Data tied to figure images:
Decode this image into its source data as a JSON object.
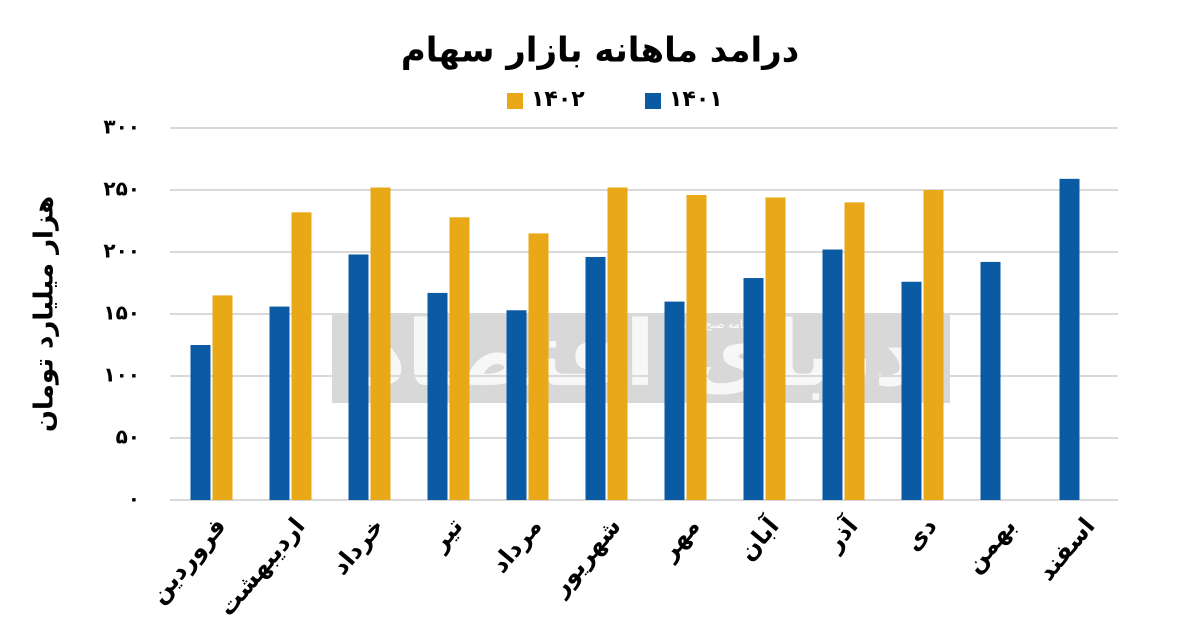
{
  "chart_data": {
    "type": "bar",
    "title": "درامد ماهانه بازار سهام",
    "y_label": "هزار میلیارد تومان",
    "categories": [
      "فروردین",
      "اردیبهشت",
      "خرداد",
      "تیر",
      "مرداد",
      "شهریور",
      "مهر",
      "آبان",
      "آذر",
      "دی",
      "بهمن",
      "اسفند"
    ],
    "series": [
      {
        "name": "۱۴۰۱",
        "color": "#0b5aa4",
        "values": [
          125,
          156,
          198,
          167,
          153,
          196,
          160,
          179,
          202,
          176,
          192,
          259
        ]
      },
      {
        "name": "۱۴۰۲",
        "color": "#e8a817",
        "values": [
          165,
          232,
          252,
          228,
          215,
          252,
          246,
          244,
          240,
          250,
          null,
          null
        ]
      }
    ],
    "ylim": [
      0,
      300
    ],
    "yticks": [
      {
        "value": 0,
        "label": "۰"
      },
      {
        "value": 50,
        "label": "۵۰"
      },
      {
        "value": 100,
        "label": "۱۰۰"
      },
      {
        "value": 150,
        "label": "۱۵۰"
      },
      {
        "value": 200,
        "label": "۲۰۰"
      },
      {
        "value": 250,
        "label": "۲۵۰"
      },
      {
        "value": 300,
        "label": "۳۰۰"
      }
    ],
    "grid": true,
    "watermark": "دنیای اقتصاد",
    "watermark_subtitle": "روزنامه صبح ایران"
  }
}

## REQUEST:
Omit the pictures and reproduce the listing exactly.

## RESPONSE BELOW:
Decode this image into its source data as a JSON object.
{
  "chart_data": {
    "type": "bar",
    "title": "درامد ماهانه بازار سهام",
    "y_label": "هزار میلیارد تومان",
    "categories": [
      "فروردین",
      "اردیبهشت",
      "خرداد",
      "تیر",
      "مرداد",
      "شهریور",
      "مهر",
      "آبان",
      "آذر",
      "دی",
      "بهمن",
      "اسفند"
    ],
    "series": [
      {
        "name": "۱۴۰۱",
        "color": "#0b5aa4",
        "values": [
          125,
          156,
          198,
          167,
          153,
          196,
          160,
          179,
          202,
          176,
          192,
          259
        ]
      },
      {
        "name": "۱۴۰۲",
        "color": "#e8a817",
        "values": [
          165,
          232,
          252,
          228,
          215,
          252,
          246,
          244,
          240,
          250,
          null,
          null
        ]
      }
    ],
    "ylim": [
      0,
      300
    ],
    "yticks": [
      {
        "value": 0,
        "label": "۰"
      },
      {
        "value": 50,
        "label": "۵۰"
      },
      {
        "value": 100,
        "label": "۱۰۰"
      },
      {
        "value": 150,
        "label": "۱۵۰"
      },
      {
        "value": 200,
        "label": "۲۰۰"
      },
      {
        "value": 250,
        "label": "۲۵۰"
      },
      {
        "value": 300,
        "label": "۳۰۰"
      }
    ],
    "grid": true,
    "watermark": "دنیای اقتصاد",
    "watermark_subtitle": "روزنامه صبح ایران"
  }
}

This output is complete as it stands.